Rows from a layout dataset
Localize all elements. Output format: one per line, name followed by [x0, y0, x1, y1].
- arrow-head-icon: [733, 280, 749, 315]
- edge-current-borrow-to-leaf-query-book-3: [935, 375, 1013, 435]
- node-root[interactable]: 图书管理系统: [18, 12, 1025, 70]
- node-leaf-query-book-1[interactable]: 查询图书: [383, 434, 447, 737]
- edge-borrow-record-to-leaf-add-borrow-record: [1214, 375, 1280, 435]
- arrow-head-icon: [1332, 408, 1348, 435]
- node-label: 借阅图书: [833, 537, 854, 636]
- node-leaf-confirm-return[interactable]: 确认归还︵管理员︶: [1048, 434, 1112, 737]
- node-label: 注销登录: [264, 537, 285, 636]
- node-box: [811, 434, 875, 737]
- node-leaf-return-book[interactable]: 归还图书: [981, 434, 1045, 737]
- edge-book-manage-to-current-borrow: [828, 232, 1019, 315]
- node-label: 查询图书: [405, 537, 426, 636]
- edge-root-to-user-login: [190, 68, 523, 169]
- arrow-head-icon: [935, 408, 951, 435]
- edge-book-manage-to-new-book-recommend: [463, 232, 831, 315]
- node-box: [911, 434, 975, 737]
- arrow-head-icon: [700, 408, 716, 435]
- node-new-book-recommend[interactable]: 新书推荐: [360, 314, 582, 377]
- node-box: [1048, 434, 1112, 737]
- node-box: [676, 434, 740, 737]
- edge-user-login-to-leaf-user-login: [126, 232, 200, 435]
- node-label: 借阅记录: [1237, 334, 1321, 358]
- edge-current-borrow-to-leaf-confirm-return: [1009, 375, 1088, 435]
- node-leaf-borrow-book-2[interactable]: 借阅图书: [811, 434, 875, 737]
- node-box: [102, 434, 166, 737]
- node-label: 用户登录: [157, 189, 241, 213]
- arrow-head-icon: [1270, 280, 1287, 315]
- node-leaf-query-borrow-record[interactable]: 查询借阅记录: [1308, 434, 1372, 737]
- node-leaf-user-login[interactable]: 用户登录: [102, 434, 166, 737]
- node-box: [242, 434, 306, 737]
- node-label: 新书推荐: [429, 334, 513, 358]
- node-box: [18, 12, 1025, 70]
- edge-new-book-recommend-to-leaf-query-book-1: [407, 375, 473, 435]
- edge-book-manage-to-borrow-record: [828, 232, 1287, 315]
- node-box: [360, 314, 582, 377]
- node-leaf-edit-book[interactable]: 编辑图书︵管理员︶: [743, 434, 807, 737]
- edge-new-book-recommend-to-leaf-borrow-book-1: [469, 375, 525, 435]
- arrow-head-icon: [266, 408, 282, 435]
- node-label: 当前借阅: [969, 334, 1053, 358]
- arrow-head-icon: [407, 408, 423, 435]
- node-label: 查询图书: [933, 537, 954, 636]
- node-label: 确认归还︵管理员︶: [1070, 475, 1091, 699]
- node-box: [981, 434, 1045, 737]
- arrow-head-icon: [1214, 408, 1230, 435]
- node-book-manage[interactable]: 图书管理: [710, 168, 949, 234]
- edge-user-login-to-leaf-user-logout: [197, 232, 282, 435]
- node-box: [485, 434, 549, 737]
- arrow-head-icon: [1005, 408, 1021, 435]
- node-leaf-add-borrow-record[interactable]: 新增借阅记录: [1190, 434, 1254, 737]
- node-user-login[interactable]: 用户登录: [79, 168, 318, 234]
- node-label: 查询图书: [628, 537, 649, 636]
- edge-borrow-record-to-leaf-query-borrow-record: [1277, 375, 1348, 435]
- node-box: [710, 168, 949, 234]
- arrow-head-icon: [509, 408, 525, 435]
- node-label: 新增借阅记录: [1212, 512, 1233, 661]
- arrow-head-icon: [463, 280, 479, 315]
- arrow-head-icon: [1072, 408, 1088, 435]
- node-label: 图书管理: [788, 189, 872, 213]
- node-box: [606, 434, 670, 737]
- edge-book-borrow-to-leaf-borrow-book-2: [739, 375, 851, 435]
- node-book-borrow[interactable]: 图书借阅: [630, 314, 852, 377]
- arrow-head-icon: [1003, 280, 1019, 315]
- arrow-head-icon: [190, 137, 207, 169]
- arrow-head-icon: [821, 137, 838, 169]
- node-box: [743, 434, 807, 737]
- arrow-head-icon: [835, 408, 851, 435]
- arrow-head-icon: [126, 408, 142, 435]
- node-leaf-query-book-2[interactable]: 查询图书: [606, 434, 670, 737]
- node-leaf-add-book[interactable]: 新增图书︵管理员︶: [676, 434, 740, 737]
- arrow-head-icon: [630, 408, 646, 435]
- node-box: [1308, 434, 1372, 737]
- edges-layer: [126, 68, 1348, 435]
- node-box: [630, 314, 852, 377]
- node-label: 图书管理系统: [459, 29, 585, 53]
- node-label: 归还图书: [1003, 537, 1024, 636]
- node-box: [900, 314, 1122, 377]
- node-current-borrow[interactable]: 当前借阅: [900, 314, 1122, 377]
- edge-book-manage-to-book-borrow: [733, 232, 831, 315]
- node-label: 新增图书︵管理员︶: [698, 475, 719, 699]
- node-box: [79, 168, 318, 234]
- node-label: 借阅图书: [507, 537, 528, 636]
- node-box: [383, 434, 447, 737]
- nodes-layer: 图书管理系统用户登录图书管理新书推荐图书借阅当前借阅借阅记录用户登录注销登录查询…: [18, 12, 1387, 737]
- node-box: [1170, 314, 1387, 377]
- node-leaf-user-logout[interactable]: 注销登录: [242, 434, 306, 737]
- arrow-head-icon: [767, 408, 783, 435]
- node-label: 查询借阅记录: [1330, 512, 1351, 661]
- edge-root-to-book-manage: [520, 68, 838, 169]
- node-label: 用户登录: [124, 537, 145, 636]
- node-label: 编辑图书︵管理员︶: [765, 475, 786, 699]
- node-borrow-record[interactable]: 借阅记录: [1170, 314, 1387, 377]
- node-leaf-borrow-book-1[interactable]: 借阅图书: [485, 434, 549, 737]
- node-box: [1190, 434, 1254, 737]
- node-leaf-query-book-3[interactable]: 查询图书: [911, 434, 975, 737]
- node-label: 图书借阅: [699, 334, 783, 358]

The problem
Rewrite the entries with every "arrow-head-icon" changed to "arrowhead-icon", keeping all other text the same.

Task output
Localize all elements. Output format: one per line, name followed by [x0, y0, x1, y1].
- arrowhead-icon: [733, 280, 749, 315]
- edge-current-borrow-to-leaf-query-book-3: [935, 375, 1013, 435]
- node-root[interactable]: 图书管理系统: [18, 12, 1025, 70]
- node-leaf-query-book-1[interactable]: 查询图书: [383, 434, 447, 737]
- edge-borrow-record-to-leaf-add-borrow-record: [1214, 375, 1280, 435]
- arrowhead-icon: [1332, 408, 1348, 435]
- node-label: 借阅图书: [833, 537, 854, 636]
- node-leaf-confirm-return[interactable]: 确认归还︵管理员︶: [1048, 434, 1112, 737]
- node-label: 注销登录: [264, 537, 285, 636]
- node-box: [811, 434, 875, 737]
- node-leaf-return-book[interactable]: 归还图书: [981, 434, 1045, 737]
- edge-book-manage-to-current-borrow: [828, 232, 1019, 315]
- node-label: 查询图书: [405, 537, 426, 636]
- edge-root-to-user-login: [190, 68, 523, 169]
- arrowhead-icon: [935, 408, 951, 435]
- edge-book-manage-to-new-book-recommend: [463, 232, 831, 315]
- node-box: [911, 434, 975, 737]
- arrowhead-icon: [700, 408, 716, 435]
- node-new-book-recommend[interactable]: 新书推荐: [360, 314, 582, 377]
- node-box: [1048, 434, 1112, 737]
- node-box: [676, 434, 740, 737]
- edge-user-login-to-leaf-user-login: [126, 232, 200, 435]
- node-label: 借阅记录: [1237, 334, 1321, 358]
- edge-current-borrow-to-leaf-confirm-return: [1009, 375, 1088, 435]
- node-leaf-borrow-book-2[interactable]: 借阅图书: [811, 434, 875, 737]
- node-box: [102, 434, 166, 737]
- node-label: 用户登录: [157, 189, 241, 213]
- arrowhead-icon: [1270, 280, 1287, 315]
- node-leaf-query-borrow-record[interactable]: 查询借阅记录: [1308, 434, 1372, 737]
- node-leaf-user-login[interactable]: 用户登录: [102, 434, 166, 737]
- node-box: [242, 434, 306, 737]
- node-label: 新书推荐: [429, 334, 513, 358]
- node-box: [18, 12, 1025, 70]
- edge-new-book-recommend-to-leaf-query-book-1: [407, 375, 473, 435]
- edge-book-manage-to-borrow-record: [828, 232, 1287, 315]
- node-box: [360, 314, 582, 377]
- node-leaf-edit-book[interactable]: 编辑图书︵管理员︶: [743, 434, 807, 737]
- edge-new-book-recommend-to-leaf-borrow-book-1: [469, 375, 525, 435]
- arrowhead-icon: [266, 408, 282, 435]
- node-label: 当前借阅: [969, 334, 1053, 358]
- arrowhead-icon: [407, 408, 423, 435]
- node-label: 查询图书: [933, 537, 954, 636]
- node-label: 确认归还︵管理员︶: [1070, 475, 1091, 699]
- node-box: [981, 434, 1045, 737]
- arrowhead-icon: [1214, 408, 1230, 435]
- node-book-manage[interactable]: 图书管理: [710, 168, 949, 234]
- edge-user-login-to-leaf-user-logout: [197, 232, 282, 435]
- node-box: [485, 434, 549, 737]
- arrowhead-icon: [1005, 408, 1021, 435]
- node-leaf-add-borrow-record[interactable]: 新增借阅记录: [1190, 434, 1254, 737]
- node-user-login[interactable]: 用户登录: [79, 168, 318, 234]
- node-label: 查询图书: [628, 537, 649, 636]
- edge-borrow-record-to-leaf-query-borrow-record: [1277, 375, 1348, 435]
- node-box: [710, 168, 949, 234]
- arrowhead-icon: [509, 408, 525, 435]
- node-label: 新增借阅记录: [1212, 512, 1233, 661]
- arrowhead-icon: [463, 280, 479, 315]
- arrowhead-icon: [1072, 408, 1088, 435]
- node-label: 图书管理: [788, 189, 872, 213]
- node-box: [606, 434, 670, 737]
- edge-book-borrow-to-leaf-borrow-book-2: [739, 375, 851, 435]
- node-book-borrow[interactable]: 图书借阅: [630, 314, 852, 377]
- arrowhead-icon: [1003, 280, 1019, 315]
- arrowhead-icon: [190, 137, 207, 169]
- arrowhead-icon: [821, 137, 838, 169]
- node-box: [743, 434, 807, 737]
- arrowhead-icon: [835, 408, 851, 435]
- arrowhead-icon: [126, 408, 142, 435]
- node-leaf-query-book-2[interactable]: 查询图书: [606, 434, 670, 737]
- node-leaf-add-book[interactable]: 新增图书︵管理员︶: [676, 434, 740, 737]
- arrowhead-icon: [630, 408, 646, 435]
- node-box: [1308, 434, 1372, 737]
- edges-layer: [126, 68, 1348, 435]
- node-box: [630, 314, 852, 377]
- node-label: 图书管理系统: [459, 29, 585, 53]
- node-label: 归还图书: [1003, 537, 1024, 636]
- node-box: [900, 314, 1122, 377]
- node-current-borrow[interactable]: 当前借阅: [900, 314, 1122, 377]
- edge-book-manage-to-book-borrow: [733, 232, 831, 315]
- node-label: 新增图书︵管理员︶: [698, 475, 719, 699]
- node-box: [79, 168, 318, 234]
- node-label: 借阅图书: [507, 537, 528, 636]
- node-box: [383, 434, 447, 737]
- nodes-layer: 图书管理系统用户登录图书管理新书推荐图书借阅当前借阅借阅记录用户登录注销登录查询…: [18, 12, 1387, 737]
- node-box: [1170, 314, 1387, 377]
- node-leaf-user-logout[interactable]: 注销登录: [242, 434, 306, 737]
- arrowhead-icon: [767, 408, 783, 435]
- node-label: 查询借阅记录: [1330, 512, 1351, 661]
- edge-root-to-book-manage: [520, 68, 838, 169]
- node-label: 用户登录: [124, 537, 145, 636]
- node-label: 编辑图书︵管理员︶: [765, 475, 786, 699]
- node-borrow-record[interactable]: 借阅记录: [1170, 314, 1387, 377]
- node-leaf-borrow-book-1[interactable]: 借阅图书: [485, 434, 549, 737]
- node-box: [1190, 434, 1254, 737]
- node-leaf-query-book-3[interactable]: 查询图书: [911, 434, 975, 737]
- node-label: 图书借阅: [699, 334, 783, 358]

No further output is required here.